Aim of the exercise
Below are the records; copy each line in them that holds the word "outside".

Recorded information

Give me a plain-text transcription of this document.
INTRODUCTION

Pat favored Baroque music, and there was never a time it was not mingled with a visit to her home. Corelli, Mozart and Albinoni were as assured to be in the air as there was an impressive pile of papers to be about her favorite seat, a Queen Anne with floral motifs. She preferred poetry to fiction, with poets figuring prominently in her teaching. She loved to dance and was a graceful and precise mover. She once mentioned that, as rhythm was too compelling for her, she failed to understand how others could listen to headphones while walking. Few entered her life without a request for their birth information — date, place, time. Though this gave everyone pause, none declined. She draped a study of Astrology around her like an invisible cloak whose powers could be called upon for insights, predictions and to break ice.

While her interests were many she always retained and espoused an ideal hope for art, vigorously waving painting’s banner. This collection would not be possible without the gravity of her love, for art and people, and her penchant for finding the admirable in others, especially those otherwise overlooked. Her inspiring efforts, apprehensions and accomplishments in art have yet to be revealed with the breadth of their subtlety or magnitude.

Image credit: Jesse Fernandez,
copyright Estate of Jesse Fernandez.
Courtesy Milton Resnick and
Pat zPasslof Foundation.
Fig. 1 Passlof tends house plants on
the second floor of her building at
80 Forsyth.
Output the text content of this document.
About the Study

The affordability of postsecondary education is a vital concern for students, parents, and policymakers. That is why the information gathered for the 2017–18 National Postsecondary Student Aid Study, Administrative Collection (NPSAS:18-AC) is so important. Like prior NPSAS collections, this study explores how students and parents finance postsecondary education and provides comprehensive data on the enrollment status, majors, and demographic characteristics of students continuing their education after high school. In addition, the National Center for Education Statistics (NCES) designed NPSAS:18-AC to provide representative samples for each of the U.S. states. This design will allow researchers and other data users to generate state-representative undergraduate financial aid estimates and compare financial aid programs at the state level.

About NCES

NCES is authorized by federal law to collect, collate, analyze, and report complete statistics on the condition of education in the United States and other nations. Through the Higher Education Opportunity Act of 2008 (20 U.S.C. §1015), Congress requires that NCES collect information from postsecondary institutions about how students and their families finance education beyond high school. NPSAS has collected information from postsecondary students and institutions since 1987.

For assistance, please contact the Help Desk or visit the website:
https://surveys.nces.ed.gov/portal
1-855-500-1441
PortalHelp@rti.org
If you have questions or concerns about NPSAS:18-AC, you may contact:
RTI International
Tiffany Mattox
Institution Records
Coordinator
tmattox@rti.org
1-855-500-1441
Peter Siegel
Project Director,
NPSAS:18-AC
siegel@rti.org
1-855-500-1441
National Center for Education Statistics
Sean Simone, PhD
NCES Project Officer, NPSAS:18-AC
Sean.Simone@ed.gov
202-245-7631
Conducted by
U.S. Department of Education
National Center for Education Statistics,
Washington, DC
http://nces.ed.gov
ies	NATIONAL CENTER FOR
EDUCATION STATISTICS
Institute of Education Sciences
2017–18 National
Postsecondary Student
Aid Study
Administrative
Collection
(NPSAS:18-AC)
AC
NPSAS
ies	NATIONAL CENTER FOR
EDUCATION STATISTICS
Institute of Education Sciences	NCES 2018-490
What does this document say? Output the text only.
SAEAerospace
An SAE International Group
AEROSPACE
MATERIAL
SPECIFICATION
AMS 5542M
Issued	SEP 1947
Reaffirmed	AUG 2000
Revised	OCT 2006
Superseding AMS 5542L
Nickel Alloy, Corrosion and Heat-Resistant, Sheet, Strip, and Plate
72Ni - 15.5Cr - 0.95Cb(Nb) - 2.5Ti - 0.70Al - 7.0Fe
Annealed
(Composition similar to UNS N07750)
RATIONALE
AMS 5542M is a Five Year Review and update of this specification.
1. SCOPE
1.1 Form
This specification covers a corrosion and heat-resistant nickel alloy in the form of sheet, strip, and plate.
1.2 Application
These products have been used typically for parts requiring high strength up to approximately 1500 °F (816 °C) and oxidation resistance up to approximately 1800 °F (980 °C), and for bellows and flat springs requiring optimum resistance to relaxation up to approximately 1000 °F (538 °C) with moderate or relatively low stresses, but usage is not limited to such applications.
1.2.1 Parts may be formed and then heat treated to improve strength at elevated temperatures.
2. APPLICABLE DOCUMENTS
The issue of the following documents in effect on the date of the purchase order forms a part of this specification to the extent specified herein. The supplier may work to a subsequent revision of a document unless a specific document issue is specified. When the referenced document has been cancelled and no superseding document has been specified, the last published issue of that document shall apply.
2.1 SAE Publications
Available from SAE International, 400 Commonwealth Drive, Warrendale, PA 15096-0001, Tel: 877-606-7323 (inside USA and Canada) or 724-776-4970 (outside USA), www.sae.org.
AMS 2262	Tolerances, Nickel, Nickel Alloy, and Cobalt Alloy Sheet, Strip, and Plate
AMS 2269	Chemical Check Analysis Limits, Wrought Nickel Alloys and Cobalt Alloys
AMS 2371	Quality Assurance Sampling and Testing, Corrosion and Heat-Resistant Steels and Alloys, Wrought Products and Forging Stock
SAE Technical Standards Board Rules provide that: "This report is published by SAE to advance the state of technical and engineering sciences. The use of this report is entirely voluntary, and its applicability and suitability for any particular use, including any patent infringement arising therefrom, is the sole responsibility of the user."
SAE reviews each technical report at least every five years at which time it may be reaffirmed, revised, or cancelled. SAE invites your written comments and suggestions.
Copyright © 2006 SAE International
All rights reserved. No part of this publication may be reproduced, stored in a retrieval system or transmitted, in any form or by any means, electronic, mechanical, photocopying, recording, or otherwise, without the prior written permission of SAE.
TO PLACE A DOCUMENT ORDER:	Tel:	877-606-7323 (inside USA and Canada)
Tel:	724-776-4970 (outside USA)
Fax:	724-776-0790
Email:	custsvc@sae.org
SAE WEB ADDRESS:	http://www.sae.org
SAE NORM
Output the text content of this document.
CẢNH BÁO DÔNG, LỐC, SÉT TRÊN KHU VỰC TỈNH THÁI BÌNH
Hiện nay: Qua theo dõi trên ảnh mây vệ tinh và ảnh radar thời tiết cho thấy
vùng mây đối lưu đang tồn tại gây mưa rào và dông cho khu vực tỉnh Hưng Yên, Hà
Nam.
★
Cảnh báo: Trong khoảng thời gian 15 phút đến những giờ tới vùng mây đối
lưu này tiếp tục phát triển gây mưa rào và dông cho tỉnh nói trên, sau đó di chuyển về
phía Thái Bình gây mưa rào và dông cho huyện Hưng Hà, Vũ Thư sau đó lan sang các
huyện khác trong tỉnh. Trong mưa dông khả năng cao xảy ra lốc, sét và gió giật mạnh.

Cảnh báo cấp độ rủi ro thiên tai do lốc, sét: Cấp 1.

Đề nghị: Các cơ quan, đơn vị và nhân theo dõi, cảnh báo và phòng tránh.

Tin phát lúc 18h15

Answer to this task
Available from SAE International, 400 Commonwealth Drive, Warrendale, PA 15096-0001, Tel: 877-606-7323 (inside USA and Canada) or 724-776-4970 (outside USA), www.sae.org.
Tel:	724-776-4970 (outside USA)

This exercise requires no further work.